### [GOAL]
Copy nothing but the text: repeat each entry exactly and drop the images.

Begin RECORDS FOR THIS EXERCISE

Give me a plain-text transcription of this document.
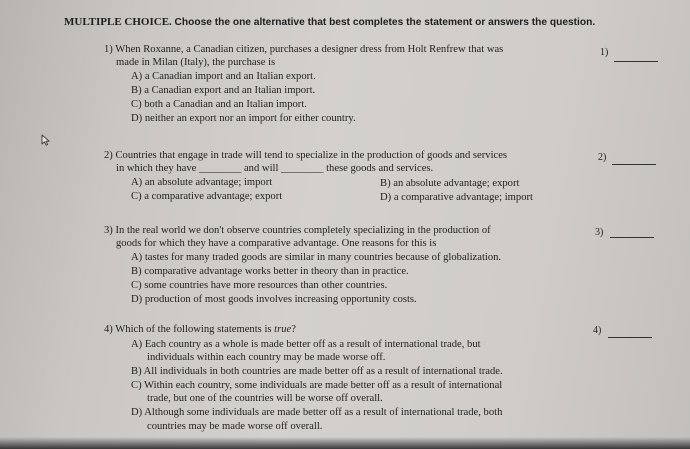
MULTIPLE CHOICE. Choose the one alternative that best completes the statement or answers the question.
1) When Roxanne, a Canadian citizen, purchases a designer dress from Holt Renfrew that was
made in Milan (Italy), the purchase is
A) a Canadian import and an Italian export.
B) a Canadian export and an Italian import.
C) both a Canadian and an Italian import.
D) neither an export nor an import for either country.
1)
2) Countries that engage in trade will tend to specialize in the production of goods and services
in which they have ________ and will ________ these goods and services.
A) an absolute advantage; import	B) an absolute advantage; export
C) a comparative advantage; export	D) a comparative advantage; import
2)
3) In the real world we don't observe countries completely specializing in the production of
goods for which they have a comparative advantage. One reasons for this is
A) tastes for many traded goods are similar in many countries because of globalization.
B) comparative advantage works better in theory than in practice.
C) some countries have more resources than other countries.
D) production of most goods involves increasing opportunity costs.
3)
4) Which of the following statements is true?
A) Each country as a whole is made better off as a result of international trade, but
individuals within each country may be made worse off.
B) All individuals in both countries are made better off as a result of international trade.
C) Within each country, some individuals are made better off as a result of international
trade, but one of the countries will be worse off overall.
D) Although some individuals are made better off as a result of international trade, both
countries may be made worse off overall.
4)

End RECORDS FOR THIS EXERCISE

### [REPLY]
Give me a plain-text transcription of this document.
MULTIPLE CHOICE. Choose the one alternative that best completes the statement or answers the question.
1) When Roxanne, a Canadian citizen, purchases a designer dress from Holt Renfrew that was
made in Milan (Italy), the purchase is
A) a Canadian import and an Italian export.
B) a Canadian export and an Italian import.
C) both a Canadian and an Italian import.
D) neither an export nor an import for either country.
1)
2) Countries that engage in trade will tend to specialize in the production of goods and services
in which they have ________ and will ________ these goods and services.
A) an absolute advantage; import	B) an absolute advantage; export
C) a comparative advantage; export	D) a comparative advantage; import
2)
3) In the real world we don't observe countries completely specializing in the production of
goods for which they have a comparative advantage. One reasons for this is
A) tastes for many traded goods are similar in many countries because of globalization.
B) comparative advantage works better in theory than in practice.
C) some countries have more resources than other countries.
D) production of most goods involves increasing opportunity costs.
3)
4) Which of the following statements is true?
A) Each country as a whole is made better off as a result of international trade, but
individuals within each country may be made worse off.
B) All individuals in both countries are made better off as a result of international trade.
C) Within each country, some individuals are made better off as a result of international
trade, but one of the countries will be worse off overall.
D) Although some individuals are made better off as a result of international trade, both
countries may be made worse off overall.
4)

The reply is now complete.